▸ Work to do
Determine how many lines of the entries contain "JSON". Reply with that number alone.

— START Records for processing —

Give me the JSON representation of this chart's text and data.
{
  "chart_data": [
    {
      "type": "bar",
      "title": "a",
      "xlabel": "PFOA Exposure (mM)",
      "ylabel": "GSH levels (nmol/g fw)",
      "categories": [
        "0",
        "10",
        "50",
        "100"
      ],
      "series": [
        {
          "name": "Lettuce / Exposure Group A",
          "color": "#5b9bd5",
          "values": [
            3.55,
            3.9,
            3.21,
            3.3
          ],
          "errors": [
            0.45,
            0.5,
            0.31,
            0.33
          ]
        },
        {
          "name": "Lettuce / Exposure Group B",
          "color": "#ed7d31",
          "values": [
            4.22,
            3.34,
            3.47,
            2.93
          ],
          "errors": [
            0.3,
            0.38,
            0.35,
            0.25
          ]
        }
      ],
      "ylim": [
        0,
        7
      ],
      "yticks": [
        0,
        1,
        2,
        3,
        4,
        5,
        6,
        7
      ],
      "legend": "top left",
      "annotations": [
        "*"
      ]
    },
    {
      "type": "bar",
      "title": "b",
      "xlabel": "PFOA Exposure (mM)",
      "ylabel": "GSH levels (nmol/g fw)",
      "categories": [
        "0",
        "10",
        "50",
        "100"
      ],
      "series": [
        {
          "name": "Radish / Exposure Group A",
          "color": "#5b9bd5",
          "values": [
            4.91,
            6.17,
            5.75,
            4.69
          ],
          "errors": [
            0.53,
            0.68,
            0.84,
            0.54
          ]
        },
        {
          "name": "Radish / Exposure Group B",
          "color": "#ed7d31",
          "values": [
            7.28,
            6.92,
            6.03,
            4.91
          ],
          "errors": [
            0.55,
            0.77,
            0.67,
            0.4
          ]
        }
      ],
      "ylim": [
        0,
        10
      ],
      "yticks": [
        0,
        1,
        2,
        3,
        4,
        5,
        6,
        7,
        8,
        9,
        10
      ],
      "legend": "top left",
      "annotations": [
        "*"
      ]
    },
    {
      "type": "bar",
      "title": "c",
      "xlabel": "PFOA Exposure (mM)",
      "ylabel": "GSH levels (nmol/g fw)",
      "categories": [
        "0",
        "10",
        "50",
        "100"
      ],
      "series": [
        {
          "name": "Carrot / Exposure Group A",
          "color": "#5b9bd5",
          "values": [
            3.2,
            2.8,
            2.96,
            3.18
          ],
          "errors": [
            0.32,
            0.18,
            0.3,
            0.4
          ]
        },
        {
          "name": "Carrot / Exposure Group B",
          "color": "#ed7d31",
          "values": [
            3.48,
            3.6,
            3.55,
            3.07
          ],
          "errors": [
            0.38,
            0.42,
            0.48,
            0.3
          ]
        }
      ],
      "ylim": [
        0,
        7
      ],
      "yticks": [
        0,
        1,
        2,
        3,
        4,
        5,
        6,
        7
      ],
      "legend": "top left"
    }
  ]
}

— END Records for processing —
— START Records for processing —

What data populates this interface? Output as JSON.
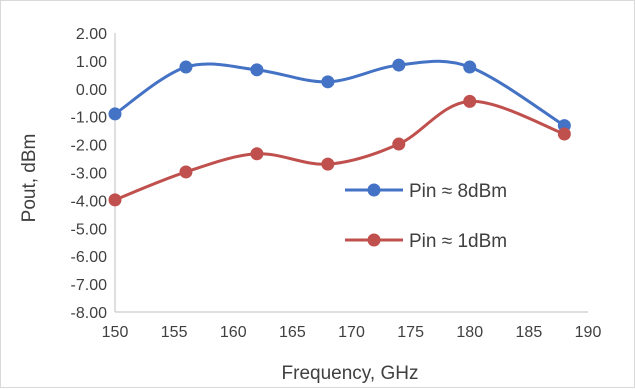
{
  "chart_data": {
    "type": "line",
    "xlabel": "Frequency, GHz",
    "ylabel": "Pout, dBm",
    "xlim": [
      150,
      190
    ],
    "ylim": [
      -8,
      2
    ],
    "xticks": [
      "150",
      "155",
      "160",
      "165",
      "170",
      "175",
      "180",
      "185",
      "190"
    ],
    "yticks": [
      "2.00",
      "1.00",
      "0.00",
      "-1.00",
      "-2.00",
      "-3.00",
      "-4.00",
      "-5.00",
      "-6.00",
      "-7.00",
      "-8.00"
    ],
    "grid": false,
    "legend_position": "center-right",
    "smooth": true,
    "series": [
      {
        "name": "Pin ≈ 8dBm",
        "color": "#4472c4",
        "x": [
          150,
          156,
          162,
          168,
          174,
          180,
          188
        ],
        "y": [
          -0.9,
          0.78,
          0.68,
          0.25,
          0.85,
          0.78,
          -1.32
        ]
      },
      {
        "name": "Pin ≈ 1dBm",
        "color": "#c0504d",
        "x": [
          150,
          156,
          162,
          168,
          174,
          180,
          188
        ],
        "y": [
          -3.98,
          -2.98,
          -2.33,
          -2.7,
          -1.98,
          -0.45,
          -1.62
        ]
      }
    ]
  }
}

— END Records for processing —
— START Records for processing —

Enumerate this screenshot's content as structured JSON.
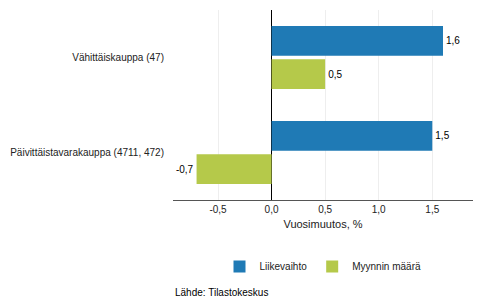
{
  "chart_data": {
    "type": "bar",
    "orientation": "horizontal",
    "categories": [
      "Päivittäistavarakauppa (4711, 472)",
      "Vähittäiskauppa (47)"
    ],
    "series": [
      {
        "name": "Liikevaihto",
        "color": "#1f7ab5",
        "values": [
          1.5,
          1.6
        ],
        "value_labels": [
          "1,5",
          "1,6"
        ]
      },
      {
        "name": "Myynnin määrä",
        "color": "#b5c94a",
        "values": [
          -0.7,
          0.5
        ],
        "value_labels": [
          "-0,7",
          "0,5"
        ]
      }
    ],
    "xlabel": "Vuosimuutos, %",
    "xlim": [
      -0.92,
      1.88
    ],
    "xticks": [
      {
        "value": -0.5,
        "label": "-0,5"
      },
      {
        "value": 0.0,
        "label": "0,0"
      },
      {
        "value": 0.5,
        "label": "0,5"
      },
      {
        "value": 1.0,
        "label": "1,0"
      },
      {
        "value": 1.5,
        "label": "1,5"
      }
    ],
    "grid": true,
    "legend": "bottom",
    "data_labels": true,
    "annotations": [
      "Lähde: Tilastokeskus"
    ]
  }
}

— END Records for processing —

▸ Output for this exercise
3